==== PROVIDED MATERIAL

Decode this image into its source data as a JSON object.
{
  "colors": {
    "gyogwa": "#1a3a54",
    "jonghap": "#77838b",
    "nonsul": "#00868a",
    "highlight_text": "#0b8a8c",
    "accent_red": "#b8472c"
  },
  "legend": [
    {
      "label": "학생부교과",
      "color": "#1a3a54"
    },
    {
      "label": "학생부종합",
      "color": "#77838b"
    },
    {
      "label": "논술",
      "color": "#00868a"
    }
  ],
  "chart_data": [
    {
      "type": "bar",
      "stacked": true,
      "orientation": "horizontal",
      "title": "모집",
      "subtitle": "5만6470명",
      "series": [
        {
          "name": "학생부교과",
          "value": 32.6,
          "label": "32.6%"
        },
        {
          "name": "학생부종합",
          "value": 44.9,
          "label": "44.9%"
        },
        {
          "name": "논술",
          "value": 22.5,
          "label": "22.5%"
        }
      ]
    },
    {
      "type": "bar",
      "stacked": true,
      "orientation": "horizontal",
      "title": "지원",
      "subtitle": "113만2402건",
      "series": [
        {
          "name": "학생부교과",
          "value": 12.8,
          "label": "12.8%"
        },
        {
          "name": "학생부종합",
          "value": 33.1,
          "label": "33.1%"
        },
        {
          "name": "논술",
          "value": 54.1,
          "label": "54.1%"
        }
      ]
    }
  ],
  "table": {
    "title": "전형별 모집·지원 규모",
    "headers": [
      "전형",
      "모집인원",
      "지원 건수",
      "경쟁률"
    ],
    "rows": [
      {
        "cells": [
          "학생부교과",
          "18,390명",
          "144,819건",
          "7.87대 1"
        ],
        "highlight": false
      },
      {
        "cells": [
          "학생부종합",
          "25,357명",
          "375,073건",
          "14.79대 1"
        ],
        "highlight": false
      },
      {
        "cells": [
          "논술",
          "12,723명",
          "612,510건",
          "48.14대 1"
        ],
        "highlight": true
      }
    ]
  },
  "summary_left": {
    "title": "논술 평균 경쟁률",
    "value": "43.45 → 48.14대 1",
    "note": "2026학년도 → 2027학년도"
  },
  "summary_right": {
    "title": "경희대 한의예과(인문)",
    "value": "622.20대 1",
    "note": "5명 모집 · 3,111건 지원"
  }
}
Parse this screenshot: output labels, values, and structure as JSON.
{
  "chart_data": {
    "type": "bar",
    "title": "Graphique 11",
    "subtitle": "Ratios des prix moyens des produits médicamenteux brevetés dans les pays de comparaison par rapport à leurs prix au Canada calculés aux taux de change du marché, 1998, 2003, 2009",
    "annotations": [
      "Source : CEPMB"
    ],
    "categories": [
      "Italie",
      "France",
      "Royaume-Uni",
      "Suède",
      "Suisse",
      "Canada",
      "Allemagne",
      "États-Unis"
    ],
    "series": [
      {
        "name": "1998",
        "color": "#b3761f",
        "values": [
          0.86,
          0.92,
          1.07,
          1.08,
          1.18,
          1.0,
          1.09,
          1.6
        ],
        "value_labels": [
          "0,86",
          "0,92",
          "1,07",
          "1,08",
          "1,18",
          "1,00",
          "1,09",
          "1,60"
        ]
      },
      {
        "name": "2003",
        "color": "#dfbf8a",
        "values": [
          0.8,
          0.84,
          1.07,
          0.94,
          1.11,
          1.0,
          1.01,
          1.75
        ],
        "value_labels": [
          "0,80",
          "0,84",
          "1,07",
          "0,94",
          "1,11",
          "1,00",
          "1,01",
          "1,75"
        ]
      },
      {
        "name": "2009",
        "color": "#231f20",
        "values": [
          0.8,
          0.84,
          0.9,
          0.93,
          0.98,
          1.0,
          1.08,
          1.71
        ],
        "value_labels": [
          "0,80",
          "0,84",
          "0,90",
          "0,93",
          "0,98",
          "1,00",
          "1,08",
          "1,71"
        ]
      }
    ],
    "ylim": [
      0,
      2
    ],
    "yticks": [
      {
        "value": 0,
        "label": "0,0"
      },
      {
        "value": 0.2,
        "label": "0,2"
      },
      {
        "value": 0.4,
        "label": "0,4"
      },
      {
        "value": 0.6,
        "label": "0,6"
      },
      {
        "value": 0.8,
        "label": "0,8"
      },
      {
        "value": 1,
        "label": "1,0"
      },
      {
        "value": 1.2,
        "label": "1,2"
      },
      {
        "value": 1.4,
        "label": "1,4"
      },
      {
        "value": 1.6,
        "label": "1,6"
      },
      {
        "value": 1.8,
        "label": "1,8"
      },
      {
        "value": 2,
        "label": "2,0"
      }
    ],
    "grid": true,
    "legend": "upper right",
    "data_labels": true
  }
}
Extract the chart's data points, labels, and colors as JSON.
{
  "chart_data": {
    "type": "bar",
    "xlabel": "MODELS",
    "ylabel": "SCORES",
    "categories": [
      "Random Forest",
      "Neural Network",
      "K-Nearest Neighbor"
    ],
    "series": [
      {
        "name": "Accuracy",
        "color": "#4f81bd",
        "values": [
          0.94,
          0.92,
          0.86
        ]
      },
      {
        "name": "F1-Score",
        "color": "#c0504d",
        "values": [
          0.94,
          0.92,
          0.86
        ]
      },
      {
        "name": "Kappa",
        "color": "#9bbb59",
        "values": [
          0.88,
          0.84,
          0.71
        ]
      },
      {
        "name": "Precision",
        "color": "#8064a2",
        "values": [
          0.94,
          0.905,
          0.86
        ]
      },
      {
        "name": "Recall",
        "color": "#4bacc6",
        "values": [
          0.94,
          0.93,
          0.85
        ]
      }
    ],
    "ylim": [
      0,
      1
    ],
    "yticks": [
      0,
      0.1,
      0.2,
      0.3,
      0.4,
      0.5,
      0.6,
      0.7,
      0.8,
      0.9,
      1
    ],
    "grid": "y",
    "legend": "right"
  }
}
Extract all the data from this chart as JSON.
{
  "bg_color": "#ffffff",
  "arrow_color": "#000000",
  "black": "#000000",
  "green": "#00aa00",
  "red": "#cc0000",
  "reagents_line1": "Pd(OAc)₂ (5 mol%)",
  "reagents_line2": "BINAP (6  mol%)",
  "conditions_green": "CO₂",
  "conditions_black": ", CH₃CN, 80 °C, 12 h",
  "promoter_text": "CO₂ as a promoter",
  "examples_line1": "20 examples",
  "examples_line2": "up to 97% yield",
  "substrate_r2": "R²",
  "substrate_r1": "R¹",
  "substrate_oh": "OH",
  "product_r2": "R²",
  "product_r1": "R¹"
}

========

Return all the data above once more, precisely as given.

Decode this image into its source data as a JSON object.
{
  "colors": {
    "gyogwa": "#1a3a54",
    "jonghap": "#77838b",
    "nonsul": "#00868a",
    "highlight_text": "#0b8a8c",
    "accent_red": "#b8472c"
  },
  "legend": [
    {
      "label": "학생부교과",
      "color": "#1a3a54"
    },
    {
      "label": "학생부종합",
      "color": "#77838b"
    },
    {
      "label": "논술",
      "color": "#00868a"
    }
  ],
  "chart_data": [
    {
      "type": "bar",
      "stacked": true,
      "orientation": "horizontal",
      "title": "모집",
      "subtitle": "5만6470명",
      "series": [
        {
          "name": "학생부교과",
          "value": 32.6,
          "label": "32.6%"
        },
        {
          "name": "학생부종합",
          "value": 44.9,
          "label": "44.9%"
        },
        {
          "name": "논술",
          "value": 22.5,
          "label": "22.5%"
        }
      ]
    },
    {
      "type": "bar",
      "stacked": true,
      "orientation": "horizontal",
      "title": "지원",
      "subtitle": "113만2402건",
      "series": [
        {
          "name": "학생부교과",
          "value": 12.8,
          "label": "12.8%"
        },
        {
          "name": "학생부종합",
          "value": 33.1,
          "label": "33.1%"
        },
        {
          "name": "논술",
          "value": 54.1,
          "label": "54.1%"
        }
      ]
    }
  ],
  "table": {
    "title": "전형별 모집·지원 규모",
    "headers": [
      "전형",
      "모집인원",
      "지원 건수",
      "경쟁률"
    ],
    "rows": [
      {
        "cells": [
          "학생부교과",
          "18,390명",
          "144,819건",
          "7.87대 1"
        ],
        "highlight": false
      },
      {
        "cells": [
          "학생부종합",
          "25,357명",
          "375,073건",
          "14.79대 1"
        ],
        "highlight": false
      },
      {
        "cells": [
          "논술",
          "12,723명",
          "612,510건",
          "48.14대 1"
        ],
        "highlight": true
      }
    ]
  },
  "summary_left": {
    "title": "논술 평균 경쟁률",
    "value": "43.45 → 48.14대 1",
    "note": "2026학년도 → 2027학년도"
  },
  "summary_right": {
    "title": "경희대 한의예과(인문)",
    "value": "622.20대 1",
    "note": "5명 모집 · 3,111건 지원"
  }
}
Parse this screenshot: output labels, values, and structure as JSON.
{
  "chart_data": {
    "type": "bar",
    "title": "Graphique 11",
    "subtitle": "Ratios des prix moyens des produits médicamenteux brevetés dans les pays de comparaison par rapport à leurs prix au Canada calculés aux taux de change du marché, 1998, 2003, 2009",
    "annotations": [
      "Source : CEPMB"
    ],
    "categories": [
      "Italie",
      "France",
      "Royaume-Uni",
      "Suède",
      "Suisse",
      "Canada",
      "Allemagne",
      "États-Unis"
    ],
    "series": [
      {
        "name": "1998",
        "color": "#b3761f",
        "values": [
          0.86,
          0.92,
          1.07,
          1.08,
          1.18,
          1.0,
          1.09,
          1.6
        ],
        "value_labels": [
          "0,86",
          "0,92",
          "1,07",
          "1,08",
          "1,18",
          "1,00",
          "1,09",
          "1,60"
        ]
      },
      {
        "name": "2003",
        "color": "#dfbf8a",
        "values": [
          0.8,
          0.84,
          1.07,
          0.94,
          1.11,
          1.0,
          1.01,
          1.75
        ],
        "value_labels": [
          "0,80",
          "0,84",
          "1,07",
          "0,94",
          "1,11",
          "1,00",
          "1,01",
          "1,75"
        ]
      },
      {
        "name": "2009",
        "color": "#231f20",
        "values": [
          0.8,
          0.84,
          0.9,
          0.93,
          0.98,
          1.0,
          1.08,
          1.71
        ],
        "value_labels": [
          "0,80",
          "0,84",
          "0,90",
          "0,93",
          "0,98",
          "1,00",
          "1,08",
          "1,71"
        ]
      }
    ],
    "ylim": [
      0,
      2
    ],
    "yticks": [
      {
        "value": 0,
        "label": "0,0"
      },
      {
        "value": 0.2,
        "label": "0,2"
      },
      {
        "value": 0.4,
        "label": "0,4"
      },
      {
        "value": 0.6,
        "label": "0,6"
      },
      {
        "value": 0.8,
        "label": "0,8"
      },
      {
        "value": 1,
        "label": "1,0"
      },
      {
        "value": 1.2,
        "label": "1,2"
      },
      {
        "value": 1.4,
        "label": "1,4"
      },
      {
        "value": 1.6,
        "label": "1,6"
      },
      {
        "value": 1.8,
        "label": "1,8"
      },
      {
        "value": 2,
        "label": "2,0"
      }
    ],
    "grid": true,
    "legend": "upper right",
    "data_labels": true
  }
}
Extract the chart's data points, labels, and colors as JSON.
{
  "chart_data": {
    "type": "bar",
    "xlabel": "MODELS",
    "ylabel": "SCORES",
    "categories": [
      "Random Forest",
      "Neural Network",
      "K-Nearest Neighbor"
    ],
    "series": [
      {
        "name": "Accuracy",
        "color": "#4f81bd",
        "values": [
          0.94,
          0.92,
          0.86
        ]
      },
      {
        "name": "F1-Score",
        "color": "#c0504d",
        "values": [
          0.94,
          0.92,
          0.86
        ]
      },
      {
        "name": "Kappa",
        "color": "#9bbb59",
        "values": [
          0.88,
          0.84,
          0.71
        ]
      },
      {
        "name": "Precision",
        "color": "#8064a2",
        "values": [
          0.94,
          0.905,
          0.86
        ]
      },
      {
        "name": "Recall",
        "color": "#4bacc6",
        "values": [
          0.94,
          0.93,
          0.85
        ]
      }
    ],
    "ylim": [
      0,
      1
    ],
    "yticks": [
      0,
      0.1,
      0.2,
      0.3,
      0.4,
      0.5,
      0.6,
      0.7,
      0.8,
      0.9,
      1
    ],
    "grid": "y",
    "legend": "right"
  }
}
Extract all the data from this chart as JSON.
{
  "bg_color": "#ffffff",
  "arrow_color": "#000000",
  "black": "#000000",
  "green": "#00aa00",
  "red": "#cc0000",
  "reagents_line1": "Pd(OAc)₂ (5 mol%)",
  "reagents_line2": "BINAP (6  mol%)",
  "conditions_green": "CO₂",
  "conditions_black": ", CH₃CN, 80 °C, 12 h",
  "promoter_text": "CO₂ as a promoter",
  "examples_line1": "20 examples",
  "examples_line2": "up to 97% yield",
  "substrate_r2": "R²",
  "substrate_r1": "R¹",
  "substrate_oh": "OH",
  "product_r2": "R²",
  "product_r1": "R¹"
}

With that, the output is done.